Selected excerpt:
........
Gaurav Sarma

What is io_uring?

io_uring is a high-performance asynchronous I/O (Input/Output) interface introduced in the Linux kernel (version 5.1).

Its primary goal is to overcome the performance bottlenecks of older I/O methods (like read()/write() and the older Linux AIO) by drastically reducing the overhead caused by frequent system calls and memory copying.

How it Works

The core of io_uring is built around two lockless ring buffers that are mapped into shared memory between the user application and the kernel: the Submission Queue (SQ), where the application writes I/O requests (SQEs), and the Completion Queue (CQ), where the kernel writes the results of completed I/O operations (CQEs) asynchronously. This design allows applications to queue multiple requests in a single batch, amortizing the cost of a single system call (io_uring_enter) over many operations.

Key Benefits

The system achieves its high speed by offering features that result in minimal system calls and zero-copy capability. By using shared rings, applications can queue I/O requests and reap completions with far fewer (or even zero, in polling mode) jumps between user space and kernel space. Furthermore, it supports features like Registered Buffers, which allows the storage hardware to use Direct Memory Access (DMA) to place data directly into the application's memory. This eliminates costly data copying via the kernel. It also provides a unified API for a wide range of operations, including file I/O, network I/O (sockets), and various control operations.

In essence, io_uring provides a complete, modern, and highly efficient way for high-throughput applications (like databases and web servers) to maximize the speed of modern hardware. The key to io_uring's performance boost, especially for databases talking to lightning-fast storage like NVMe SSDs, is simple: We eliminate the major friction points created by the traditional Linux I/O stack.

Submitting Tasks (SQPoll)

Normally, when your database wants to start reading or writing data, it has to execute a system call. That's a performance penalty because the CPU has to jump from your application's user space into the operating system's kernel space just to hand over the job.
........
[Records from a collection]
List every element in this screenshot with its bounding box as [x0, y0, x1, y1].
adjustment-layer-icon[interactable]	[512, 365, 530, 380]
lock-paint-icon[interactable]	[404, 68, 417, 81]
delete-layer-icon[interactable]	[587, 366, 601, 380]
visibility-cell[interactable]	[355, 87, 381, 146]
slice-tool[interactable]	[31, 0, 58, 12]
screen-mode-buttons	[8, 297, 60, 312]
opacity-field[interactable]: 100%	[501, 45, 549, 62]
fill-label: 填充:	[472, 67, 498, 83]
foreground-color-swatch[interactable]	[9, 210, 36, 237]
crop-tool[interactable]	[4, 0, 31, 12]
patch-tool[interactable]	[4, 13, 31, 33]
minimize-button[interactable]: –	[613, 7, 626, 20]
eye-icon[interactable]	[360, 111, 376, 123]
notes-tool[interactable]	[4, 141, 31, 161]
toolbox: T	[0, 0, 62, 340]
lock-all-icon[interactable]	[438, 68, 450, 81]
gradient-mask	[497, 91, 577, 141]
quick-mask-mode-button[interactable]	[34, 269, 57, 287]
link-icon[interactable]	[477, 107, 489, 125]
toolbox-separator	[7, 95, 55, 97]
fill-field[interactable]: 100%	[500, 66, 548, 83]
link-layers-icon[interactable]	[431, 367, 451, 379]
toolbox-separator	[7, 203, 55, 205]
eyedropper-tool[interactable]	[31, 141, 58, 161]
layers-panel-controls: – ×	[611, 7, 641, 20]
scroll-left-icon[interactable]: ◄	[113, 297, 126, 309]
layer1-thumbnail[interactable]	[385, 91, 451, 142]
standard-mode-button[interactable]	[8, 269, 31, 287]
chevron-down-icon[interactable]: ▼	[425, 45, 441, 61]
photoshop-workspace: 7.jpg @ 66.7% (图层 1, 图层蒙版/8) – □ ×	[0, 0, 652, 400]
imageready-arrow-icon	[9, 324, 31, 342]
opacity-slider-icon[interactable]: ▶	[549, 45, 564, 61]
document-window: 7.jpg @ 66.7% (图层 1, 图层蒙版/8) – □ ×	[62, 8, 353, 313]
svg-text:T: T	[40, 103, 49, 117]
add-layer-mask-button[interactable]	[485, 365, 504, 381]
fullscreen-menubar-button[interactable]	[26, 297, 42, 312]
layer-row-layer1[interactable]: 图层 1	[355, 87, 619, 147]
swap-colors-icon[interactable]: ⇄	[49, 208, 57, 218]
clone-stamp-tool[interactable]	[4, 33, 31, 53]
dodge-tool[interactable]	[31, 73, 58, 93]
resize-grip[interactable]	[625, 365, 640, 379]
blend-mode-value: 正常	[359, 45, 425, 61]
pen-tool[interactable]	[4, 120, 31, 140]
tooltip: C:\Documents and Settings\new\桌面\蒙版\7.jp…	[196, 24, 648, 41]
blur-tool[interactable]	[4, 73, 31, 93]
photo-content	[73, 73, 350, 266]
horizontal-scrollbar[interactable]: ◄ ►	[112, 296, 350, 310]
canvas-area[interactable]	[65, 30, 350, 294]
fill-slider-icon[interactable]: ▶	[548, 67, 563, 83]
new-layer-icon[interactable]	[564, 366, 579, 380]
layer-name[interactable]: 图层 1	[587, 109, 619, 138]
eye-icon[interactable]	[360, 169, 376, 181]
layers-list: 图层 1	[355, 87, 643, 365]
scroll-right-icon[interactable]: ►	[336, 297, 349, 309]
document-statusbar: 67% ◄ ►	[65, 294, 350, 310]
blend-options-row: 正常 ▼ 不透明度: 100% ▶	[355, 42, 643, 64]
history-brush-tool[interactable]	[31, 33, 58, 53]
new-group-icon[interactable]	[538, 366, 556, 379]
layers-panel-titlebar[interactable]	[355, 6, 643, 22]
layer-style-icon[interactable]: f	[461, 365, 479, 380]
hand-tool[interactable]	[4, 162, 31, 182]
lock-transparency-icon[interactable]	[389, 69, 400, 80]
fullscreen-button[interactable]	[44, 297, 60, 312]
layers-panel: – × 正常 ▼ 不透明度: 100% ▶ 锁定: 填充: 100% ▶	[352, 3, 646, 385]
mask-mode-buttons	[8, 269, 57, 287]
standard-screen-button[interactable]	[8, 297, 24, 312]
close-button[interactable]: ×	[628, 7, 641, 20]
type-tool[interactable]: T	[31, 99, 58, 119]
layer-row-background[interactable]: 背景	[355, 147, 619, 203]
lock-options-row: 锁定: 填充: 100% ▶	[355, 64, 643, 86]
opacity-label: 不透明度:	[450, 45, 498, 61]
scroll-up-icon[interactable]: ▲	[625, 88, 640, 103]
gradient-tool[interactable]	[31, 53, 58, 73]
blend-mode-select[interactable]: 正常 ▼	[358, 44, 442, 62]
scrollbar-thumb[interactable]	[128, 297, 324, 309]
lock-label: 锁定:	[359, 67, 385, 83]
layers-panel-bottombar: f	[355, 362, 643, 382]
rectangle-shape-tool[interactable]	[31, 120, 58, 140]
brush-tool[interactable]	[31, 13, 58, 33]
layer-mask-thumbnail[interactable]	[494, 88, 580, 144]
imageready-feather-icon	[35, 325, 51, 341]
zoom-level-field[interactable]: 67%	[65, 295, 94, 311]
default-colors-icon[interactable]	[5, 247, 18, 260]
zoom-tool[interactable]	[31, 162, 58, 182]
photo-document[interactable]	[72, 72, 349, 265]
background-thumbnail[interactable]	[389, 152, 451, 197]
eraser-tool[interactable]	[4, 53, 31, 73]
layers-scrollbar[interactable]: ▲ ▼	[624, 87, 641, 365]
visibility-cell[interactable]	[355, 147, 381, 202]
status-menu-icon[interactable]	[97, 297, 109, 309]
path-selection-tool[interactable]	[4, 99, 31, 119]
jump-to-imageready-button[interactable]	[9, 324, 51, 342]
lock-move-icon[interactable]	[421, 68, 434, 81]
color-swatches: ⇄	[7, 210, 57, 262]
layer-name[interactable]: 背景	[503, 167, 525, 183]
........
Goals:
(A) List the section headings of the io_uring text in the order they appear.
(B) Reproduce the part of the io_uring text that begins at the words "In essence, io_uring" and stops after "over the job.".

Results by task:
(A)
What is io_uring?
How it Works
Key Benefits
Submitting Tasks (SQPoll)

(B)
In essence, io_uring provides a complete, modern, and highly efficient way for high-throughput applications (like databases and web servers) to maximize the speed of modern hardware. The key to io_uring's performance boost, especially for databases talking to lightning-fast storage like NVMe SSDs, is simple: We eliminate the major friction points created by the traditional Linux I/O stack.

Submitting Tasks (SQPoll)

Normally, when your database wants to start reading or writing data, it has to execute a system call. That's a performance penalty because the CPU has to jump from your application's user space into the operating system's kernel space just to hand over the job.